EXERCISE TASK
Write the listing below out again exactly, dropping the images.

Records that describe figures
§ §

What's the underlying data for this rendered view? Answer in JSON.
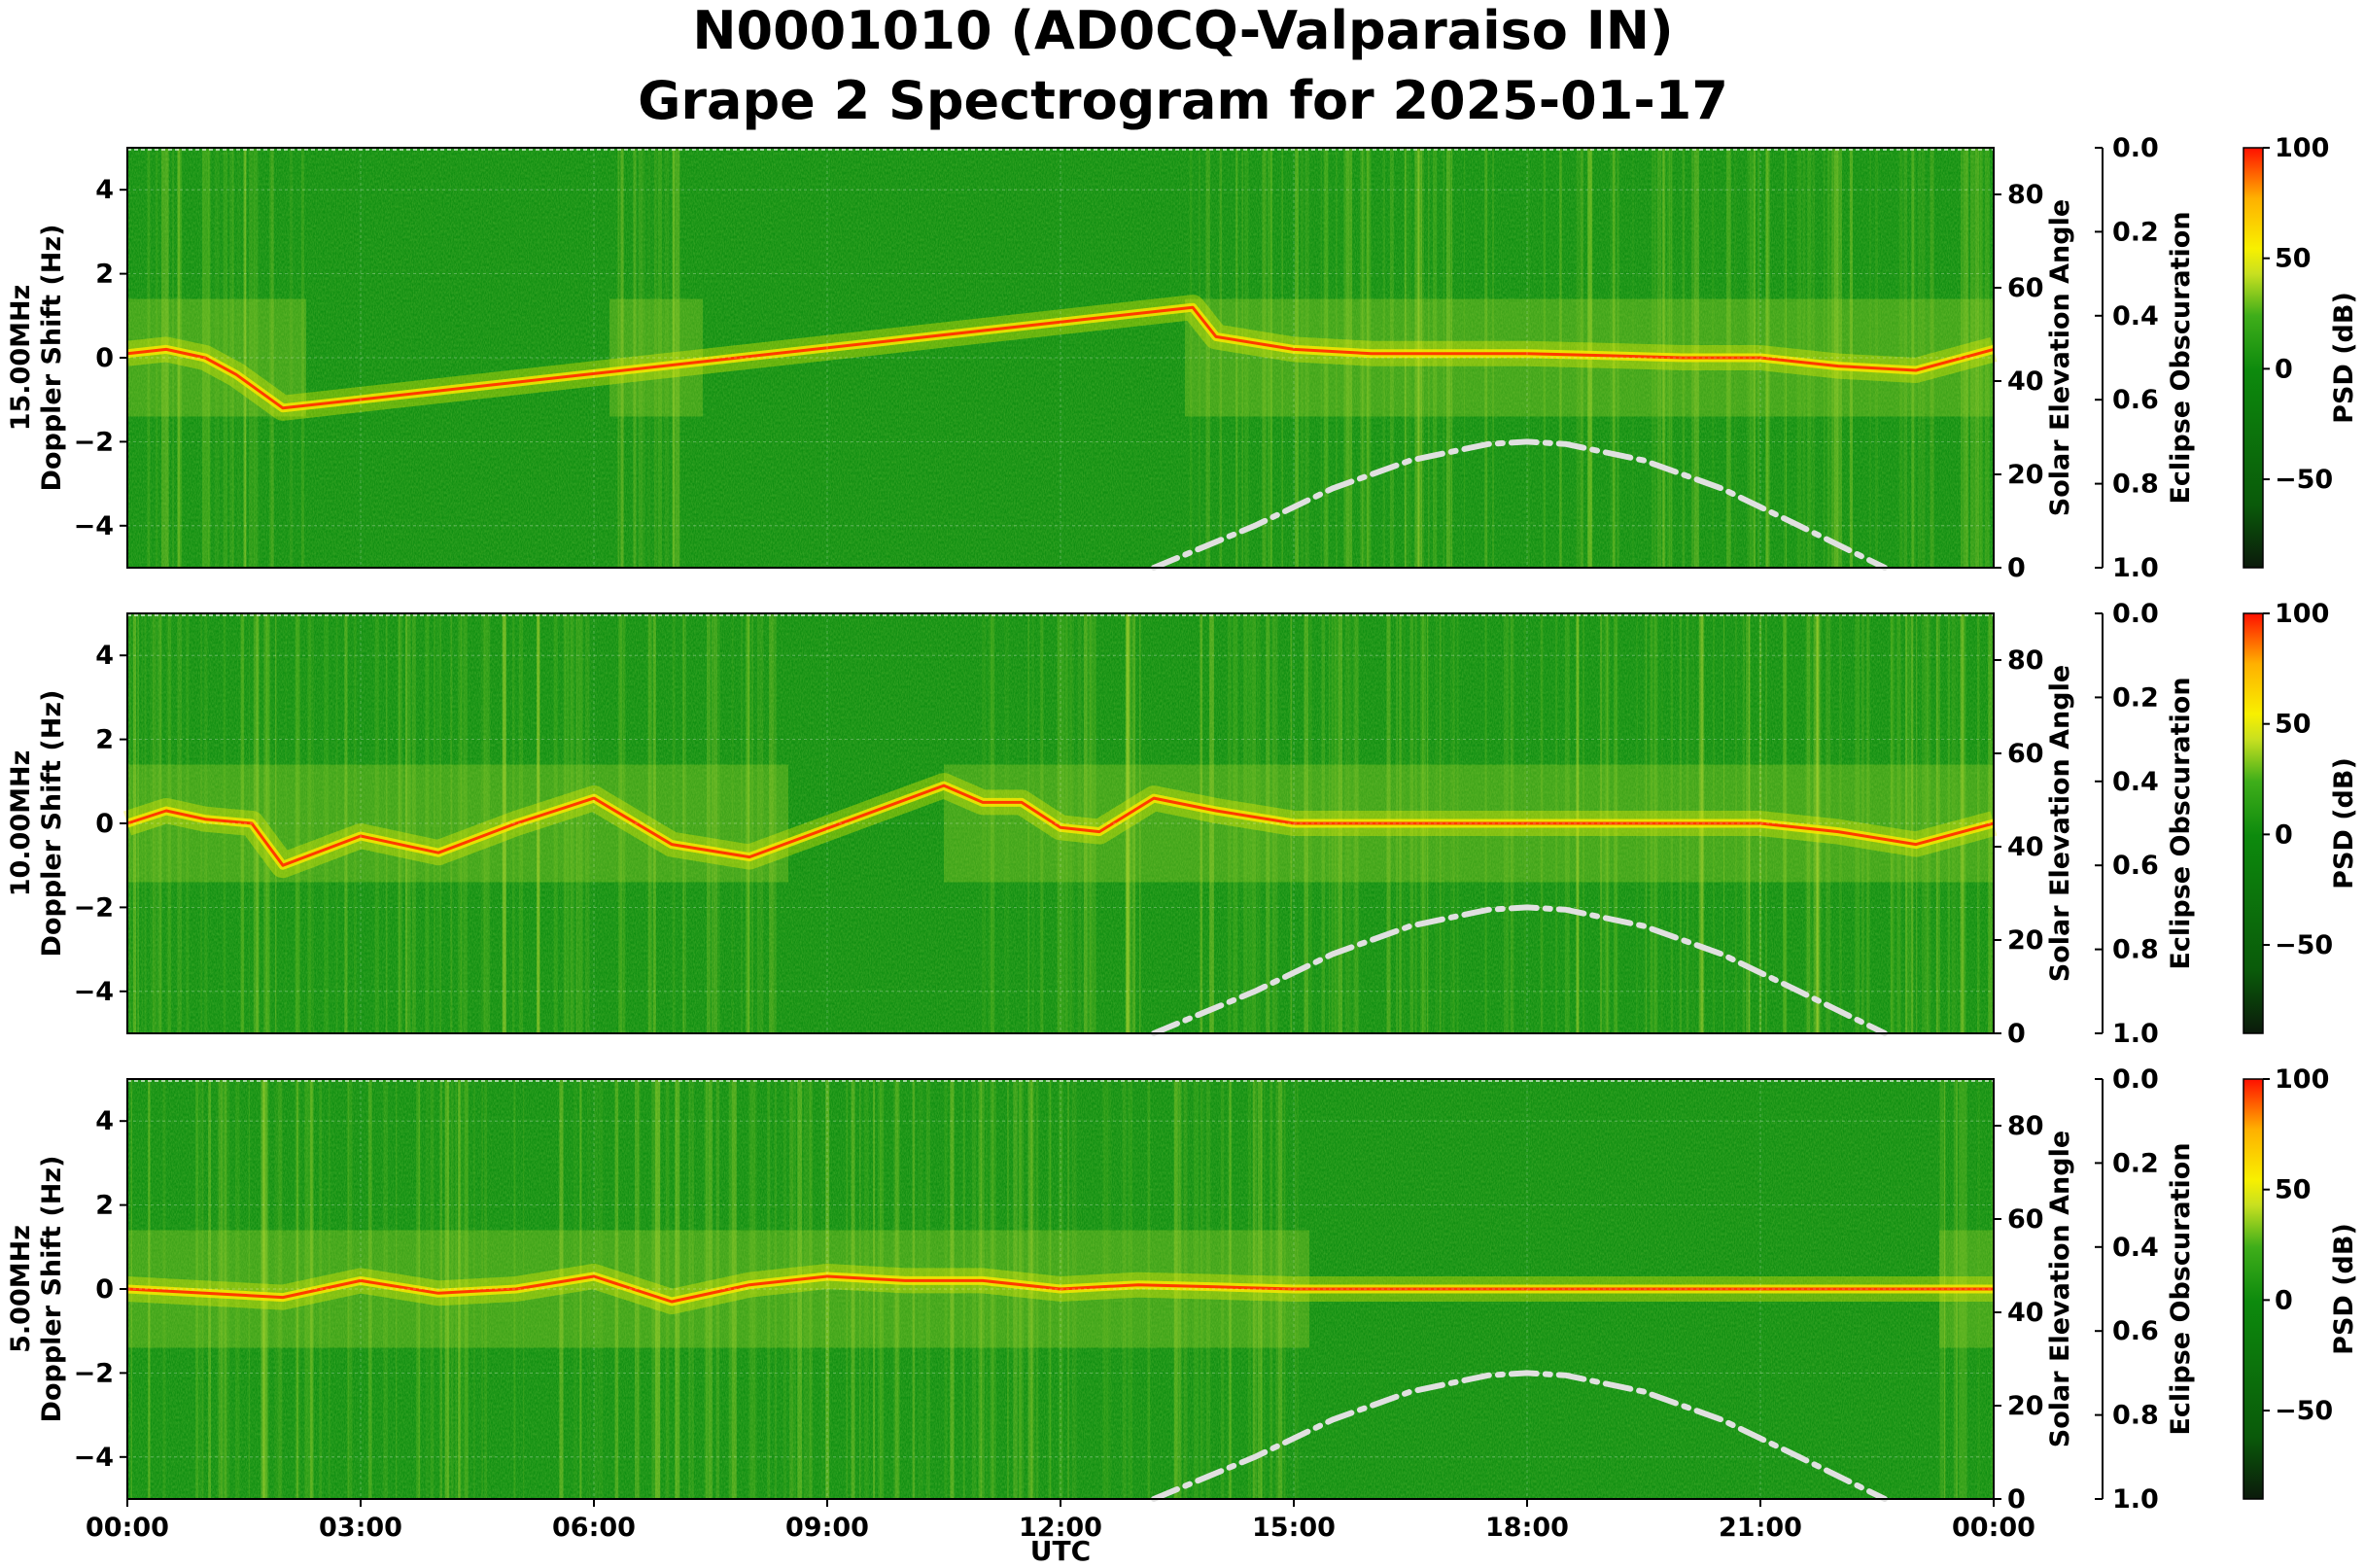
{
  "chart_data": {
    "type": "heatmap",
    "title_line1": "N0001010 (AD0CQ-Valparaiso IN)",
    "title_line2": "Grape 2 Spectrogram for 2025-01-17",
    "xlabel": "UTC",
    "x_ticks": [
      "00:00",
      "03:00",
      "06:00",
      "09:00",
      "12:00",
      "15:00",
      "18:00",
      "21:00",
      "00:00"
    ],
    "xlim_hours": [
      0,
      24
    ],
    "ylim_doppler_hz": [
      -5,
      5
    ],
    "y_ticks": [
      "4",
      "2",
      "0",
      "−2",
      "−4"
    ],
    "right_axis_label": "Solar Elevation Angle",
    "right_axis_ticks": [
      "80",
      "60",
      "40",
      "20",
      "0"
    ],
    "right_axis_range": [
      0,
      90
    ],
    "obscuration_label": "Eclipse Obscuration",
    "obscuration_ticks": [
      "0.0",
      "0.2",
      "0.4",
      "0.6",
      "0.8",
      "1.0"
    ],
    "obscuration_range": [
      0.0,
      1.0
    ],
    "colorbar_label": "PSD (dB)",
    "colorbar_ticks": [
      "100",
      "50",
      "0",
      "−50"
    ],
    "colorbar_range": [
      -90,
      100
    ],
    "colormap": [
      "#0b1a0b",
      "#0a5a0a",
      "#0d8a0d",
      "#3fae1a",
      "#c8e020",
      "#f8f000",
      "#ffb000",
      "#ff1000"
    ],
    "solar_elevation_curve": {
      "style": "dash-dot",
      "color": "#e0e0e0",
      "points": [
        [
          13.2,
          0
        ],
        [
          14.5,
          9
        ],
        [
          15.5,
          17
        ],
        [
          16.5,
          23
        ],
        [
          17.5,
          26.5
        ],
        [
          18.0,
          27
        ],
        [
          18.5,
          26.5
        ],
        [
          19.5,
          23
        ],
        [
          20.5,
          17
        ],
        [
          21.5,
          9
        ],
        [
          22.6,
          0
        ]
      ]
    },
    "panels": [
      {
        "label_line1": "15.00MHz",
        "label_line2": "Doppler Shift (Hz)",
        "trace": [
          [
            0,
            0.1
          ],
          [
            0.5,
            0.2
          ],
          [
            1,
            0
          ],
          [
            1.4,
            -0.4
          ],
          [
            2,
            -1.2
          ],
          [
            13.7,
            1.2
          ],
          [
            14,
            0.5
          ],
          [
            15,
            0.2
          ],
          [
            16,
            0.1
          ],
          [
            17,
            0.1
          ],
          [
            18,
            0.1
          ],
          [
            19,
            0.05
          ],
          [
            20,
            0
          ],
          [
            21,
            0
          ],
          [
            22,
            -0.2
          ],
          [
            23,
            -0.3
          ],
          [
            24,
            0.2
          ]
        ],
        "signal_segments": [
          [
            0,
            2.3
          ],
          [
            6.2,
            7.4
          ],
          [
            13.6,
            24
          ]
        ],
        "background_level": "mid"
      },
      {
        "label_line1": "10.00MHz",
        "label_line2": "Doppler Shift (Hz)",
        "trace": [
          [
            0,
            0
          ],
          [
            0.5,
            0.3
          ],
          [
            1,
            0.1
          ],
          [
            1.6,
            0
          ],
          [
            2,
            -1
          ],
          [
            3,
            -0.3
          ],
          [
            4,
            -0.7
          ],
          [
            5,
            0
          ],
          [
            6,
            0.6
          ],
          [
            7,
            -0.5
          ],
          [
            8,
            -0.8
          ],
          [
            10.5,
            0.9
          ],
          [
            11,
            0.5
          ],
          [
            11.5,
            0.5
          ],
          [
            12,
            -0.1
          ],
          [
            12.5,
            -0.2
          ],
          [
            13.2,
            0.6
          ],
          [
            14,
            0.3
          ],
          [
            15,
            0
          ],
          [
            16,
            0
          ],
          [
            17,
            0
          ],
          [
            18,
            0
          ],
          [
            19,
            0
          ],
          [
            20,
            0
          ],
          [
            21,
            0
          ],
          [
            22,
            -0.2
          ],
          [
            23,
            -0.5
          ],
          [
            24,
            0
          ]
        ],
        "signal_segments": [
          [
            0,
            8.5
          ],
          [
            10.5,
            24
          ]
        ],
        "background_level": "mid"
      },
      {
        "label_line1": "5.00MHz",
        "label_line2": "Doppler Shift (Hz)",
        "trace": [
          [
            0,
            0
          ],
          [
            1,
            -0.1
          ],
          [
            2,
            -0.2
          ],
          [
            3,
            0.2
          ],
          [
            4,
            -0.1
          ],
          [
            5,
            0
          ],
          [
            6,
            0.3
          ],
          [
            7,
            -0.3
          ],
          [
            8,
            0.1
          ],
          [
            9,
            0.3
          ],
          [
            10,
            0.2
          ],
          [
            11,
            0.2
          ],
          [
            12,
            0
          ],
          [
            13,
            0.1
          ],
          [
            14,
            0.05
          ],
          [
            15,
            0
          ],
          [
            16,
            0
          ],
          [
            17,
            0
          ],
          [
            18,
            0
          ],
          [
            19,
            0
          ],
          [
            20,
            0
          ],
          [
            21,
            0
          ],
          [
            22,
            0
          ],
          [
            23,
            0
          ],
          [
            24,
            0
          ]
        ],
        "signal_segments": [
          [
            0,
            15.2
          ],
          [
            23.3,
            24
          ]
        ],
        "background_level": "high-morning"
      }
    ]
  }
}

§ §

WRITTEN REPLY
What's the underlying data for this rendered view? Answer in JSON.
{
  "chart_data": {
    "type": "heatmap",
    "title_line1": "N0001010 (AD0CQ-Valparaiso IN)",
    "title_line2": "Grape 2 Spectrogram for 2025-01-17",
    "xlabel": "UTC",
    "x_ticks": [
      "00:00",
      "03:00",
      "06:00",
      "09:00",
      "12:00",
      "15:00",
      "18:00",
      "21:00",
      "00:00"
    ],
    "xlim_hours": [
      0,
      24
    ],
    "ylim_doppler_hz": [
      -5,
      5
    ],
    "y_ticks": [
      "4",
      "2",
      "0",
      "−2",
      "−4"
    ],
    "right_axis_label": "Solar Elevation Angle",
    "right_axis_ticks": [
      "80",
      "60",
      "40",
      "20",
      "0"
    ],
    "right_axis_range": [
      0,
      90
    ],
    "obscuration_label": "Eclipse Obscuration",
    "obscuration_ticks": [
      "0.0",
      "0.2",
      "0.4",
      "0.6",
      "0.8",
      "1.0"
    ],
    "obscuration_range": [
      0.0,
      1.0
    ],
    "colorbar_label": "PSD (dB)",
    "colorbar_ticks": [
      "100",
      "50",
      "0",
      "−50"
    ],
    "colorbar_range": [
      -90,
      100
    ],
    "colormap": [
      "#0b1a0b",
      "#0a5a0a",
      "#0d8a0d",
      "#3fae1a",
      "#c8e020",
      "#f8f000",
      "#ffb000",
      "#ff1000"
    ],
    "solar_elevation_curve": {
      "style": "dash-dot",
      "color": "#e0e0e0",
      "points": [
        [
          13.2,
          0
        ],
        [
          14.5,
          9
        ],
        [
          15.5,
          17
        ],
        [
          16.5,
          23
        ],
        [
          17.5,
          26.5
        ],
        [
          18.0,
          27
        ],
        [
          18.5,
          26.5
        ],
        [
          19.5,
          23
        ],
        [
          20.5,
          17
        ],
        [
          21.5,
          9
        ],
        [
          22.6,
          0
        ]
      ]
    },
    "panels": [
      {
        "label_line1": "15.00MHz",
        "label_line2": "Doppler Shift (Hz)",
        "trace": [
          [
            0,
            0.1
          ],
          [
            0.5,
            0.2
          ],
          [
            1,
            0
          ],
          [
            1.4,
            -0.4
          ],
          [
            2,
            -1.2
          ],
          [
            13.7,
            1.2
          ],
          [
            14,
            0.5
          ],
          [
            15,
            0.2
          ],
          [
            16,
            0.1
          ],
          [
            17,
            0.1
          ],
          [
            18,
            0.1
          ],
          [
            19,
            0.05
          ],
          [
            20,
            0
          ],
          [
            21,
            0
          ],
          [
            22,
            -0.2
          ],
          [
            23,
            -0.3
          ],
          [
            24,
            0.2
          ]
        ],
        "signal_segments": [
          [
            0,
            2.3
          ],
          [
            6.2,
            7.4
          ],
          [
            13.6,
            24
          ]
        ],
        "background_level": "mid"
      },
      {
        "label_line1": "10.00MHz",
        "label_line2": "Doppler Shift (Hz)",
        "trace": [
          [
            0,
            0
          ],
          [
            0.5,
            0.3
          ],
          [
            1,
            0.1
          ],
          [
            1.6,
            0
          ],
          [
            2,
            -1
          ],
          [
            3,
            -0.3
          ],
          [
            4,
            -0.7
          ],
          [
            5,
            0
          ],
          [
            6,
            0.6
          ],
          [
            7,
            -0.5
          ],
          [
            8,
            -0.8
          ],
          [
            10.5,
            0.9
          ],
          [
            11,
            0.5
          ],
          [
            11.5,
            0.5
          ],
          [
            12,
            -0.1
          ],
          [
            12.5,
            -0.2
          ],
          [
            13.2,
            0.6
          ],
          [
            14,
            0.3
          ],
          [
            15,
            0
          ],
          [
            16,
            0
          ],
          [
            17,
            0
          ],
          [
            18,
            0
          ],
          [
            19,
            0
          ],
          [
            20,
            0
          ],
          [
            21,
            0
          ],
          [
            22,
            -0.2
          ],
          [
            23,
            -0.5
          ],
          [
            24,
            0
          ]
        ],
        "signal_segments": [
          [
            0,
            8.5
          ],
          [
            10.5,
            24
          ]
        ],
        "background_level": "mid"
      },
      {
        "label_line1": "5.00MHz",
        "label_line2": "Doppler Shift (Hz)",
        "trace": [
          [
            0,
            0
          ],
          [
            1,
            -0.1
          ],
          [
            2,
            -0.2
          ],
          [
            3,
            0.2
          ],
          [
            4,
            -0.1
          ],
          [
            5,
            0
          ],
          [
            6,
            0.3
          ],
          [
            7,
            -0.3
          ],
          [
            8,
            0.1
          ],
          [
            9,
            0.3
          ],
          [
            10,
            0.2
          ],
          [
            11,
            0.2
          ],
          [
            12,
            0
          ],
          [
            13,
            0.1
          ],
          [
            14,
            0.05
          ],
          [
            15,
            0
          ],
          [
            16,
            0
          ],
          [
            17,
            0
          ],
          [
            18,
            0
          ],
          [
            19,
            0
          ],
          [
            20,
            0
          ],
          [
            21,
            0
          ],
          [
            22,
            0
          ],
          [
            23,
            0
          ],
          [
            24,
            0
          ]
        ],
        "signal_segments": [
          [
            0,
            15.2
          ],
          [
            23.3,
            24
          ]
        ],
        "background_level": "high-morning"
      }
    ]
  }
}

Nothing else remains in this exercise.